WHAT IS BEING ASKED → Restate the full set of records exactly, word for word.
### LISTED RECORDS
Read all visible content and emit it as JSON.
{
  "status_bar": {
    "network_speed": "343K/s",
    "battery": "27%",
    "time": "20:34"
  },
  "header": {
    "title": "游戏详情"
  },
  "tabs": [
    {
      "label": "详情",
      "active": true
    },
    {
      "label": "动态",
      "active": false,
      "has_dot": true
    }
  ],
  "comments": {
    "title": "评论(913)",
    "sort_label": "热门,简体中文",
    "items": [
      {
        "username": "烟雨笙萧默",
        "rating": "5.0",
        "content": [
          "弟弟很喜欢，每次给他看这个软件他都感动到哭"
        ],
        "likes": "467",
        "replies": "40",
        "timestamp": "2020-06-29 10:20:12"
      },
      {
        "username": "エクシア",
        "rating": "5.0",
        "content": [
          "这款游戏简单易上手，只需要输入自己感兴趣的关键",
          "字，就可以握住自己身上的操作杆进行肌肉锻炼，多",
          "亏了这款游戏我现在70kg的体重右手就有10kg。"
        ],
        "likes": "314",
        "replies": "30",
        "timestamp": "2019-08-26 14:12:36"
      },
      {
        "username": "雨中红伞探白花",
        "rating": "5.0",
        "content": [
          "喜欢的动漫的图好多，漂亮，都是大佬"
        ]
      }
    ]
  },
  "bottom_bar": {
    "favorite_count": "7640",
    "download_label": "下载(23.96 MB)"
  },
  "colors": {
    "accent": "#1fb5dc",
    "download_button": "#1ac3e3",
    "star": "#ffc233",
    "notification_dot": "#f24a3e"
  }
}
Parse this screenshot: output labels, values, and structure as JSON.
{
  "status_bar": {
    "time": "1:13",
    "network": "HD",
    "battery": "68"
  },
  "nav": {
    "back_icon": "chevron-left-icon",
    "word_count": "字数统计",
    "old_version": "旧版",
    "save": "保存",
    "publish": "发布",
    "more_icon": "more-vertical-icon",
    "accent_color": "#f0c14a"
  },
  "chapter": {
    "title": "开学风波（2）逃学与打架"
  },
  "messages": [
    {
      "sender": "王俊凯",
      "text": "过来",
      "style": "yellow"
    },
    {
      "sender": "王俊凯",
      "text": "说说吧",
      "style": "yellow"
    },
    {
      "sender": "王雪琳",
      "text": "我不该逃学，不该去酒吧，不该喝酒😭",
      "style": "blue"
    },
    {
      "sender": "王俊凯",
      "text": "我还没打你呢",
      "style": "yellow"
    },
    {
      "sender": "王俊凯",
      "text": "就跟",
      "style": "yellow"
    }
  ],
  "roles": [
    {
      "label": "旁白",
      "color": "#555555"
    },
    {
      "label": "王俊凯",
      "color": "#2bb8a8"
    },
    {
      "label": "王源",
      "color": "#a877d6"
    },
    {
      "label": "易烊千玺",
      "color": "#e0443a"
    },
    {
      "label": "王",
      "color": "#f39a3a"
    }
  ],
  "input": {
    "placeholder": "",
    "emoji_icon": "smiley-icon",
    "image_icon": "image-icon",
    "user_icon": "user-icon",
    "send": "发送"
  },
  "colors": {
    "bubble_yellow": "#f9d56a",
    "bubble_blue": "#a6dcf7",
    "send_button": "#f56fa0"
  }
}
######
OUTPUT FOR THIS TASK →
Read all visible content and emit it as JSON.
{
  "status_bar": {
    "network_speed": "343K/s",
    "battery": "27%",
    "time": "20:34"
  },
  "header": {
    "title": "游戏详情"
  },
  "tabs": [
    {
      "label": "详情",
      "active": true
    },
    {
      "label": "动态",
      "active": false,
      "has_dot": true
    }
  ],
  "comments": {
    "title": "评论(913)",
    "sort_label": "热门,简体中文",
    "items": [
      {
        "username": "烟雨笙萧默",
        "rating": "5.0",
        "content": [
          "弟弟很喜欢，每次给他看这个软件他都感动到哭"
        ],
        "likes": "467",
        "replies": "40",
        "timestamp": "2020-06-29 10:20:12"
      },
      {
        "username": "エクシア",
        "rating": "5.0",
        "content": [
          "这款游戏简单易上手，只需要输入自己感兴趣的关键",
          "字，就可以握住自己身上的操作杆进行肌肉锻炼，多",
          "亏了这款游戏我现在70kg的体重右手就有10kg。"
        ],
        "likes": "314",
        "replies": "30",
        "timestamp": "2019-08-26 14:12:36"
      },
      {
        "username": "雨中红伞探白花",
        "rating": "5.0",
        "content": [
          "喜欢的动漫的图好多，漂亮，都是大佬"
        ]
      }
    ]
  },
  "bottom_bar": {
    "favorite_count": "7640",
    "download_label": "下载(23.96 MB)"
  },
  "colors": {
    "accent": "#1fb5dc",
    "download_button": "#1ac3e3",
    "star": "#ffc233",
    "notification_dot": "#f24a3e"
  }
}
Parse this screenshot: output labels, values, and structure as JSON.
{
  "status_bar": {
    "time": "1:13",
    "network": "HD",
    "battery": "68"
  },
  "nav": {
    "back_icon": "chevron-left-icon",
    "word_count": "字数统计",
    "old_version": "旧版",
    "save": "保存",
    "publish": "发布",
    "more_icon": "more-vertical-icon",
    "accent_color": "#f0c14a"
  },
  "chapter": {
    "title": "开学风波（2）逃学与打架"
  },
  "messages": [
    {
      "sender": "王俊凯",
      "text": "过来",
      "style": "yellow"
    },
    {
      "sender": "王俊凯",
      "text": "说说吧",
      "style": "yellow"
    },
    {
      "sender": "王雪琳",
      "text": "我不该逃学，不该去酒吧，不该喝酒😭",
      "style": "blue"
    },
    {
      "sender": "王俊凯",
      "text": "我还没打你呢",
      "style": "yellow"
    },
    {
      "sender": "王俊凯",
      "text": "就跟",
      "style": "yellow"
    }
  ],
  "roles": [
    {
      "label": "旁白",
      "color": "#555555"
    },
    {
      "label": "王俊凯",
      "color": "#2bb8a8"
    },
    {
      "label": "王源",
      "color": "#a877d6"
    },
    {
      "label": "易烊千玺",
      "color": "#e0443a"
    },
    {
      "label": "王",
      "color": "#f39a3a"
    }
  ],
  "input": {
    "placeholder": "",
    "emoji_icon": "smiley-icon",
    "image_icon": "image-icon",
    "user_icon": "user-icon",
    "send": "发送"
  },
  "colors": {
    "bubble_yellow": "#f9d56a",
    "bubble_blue": "#a6dcf7",
    "send_button": "#f56fa0"
  }
}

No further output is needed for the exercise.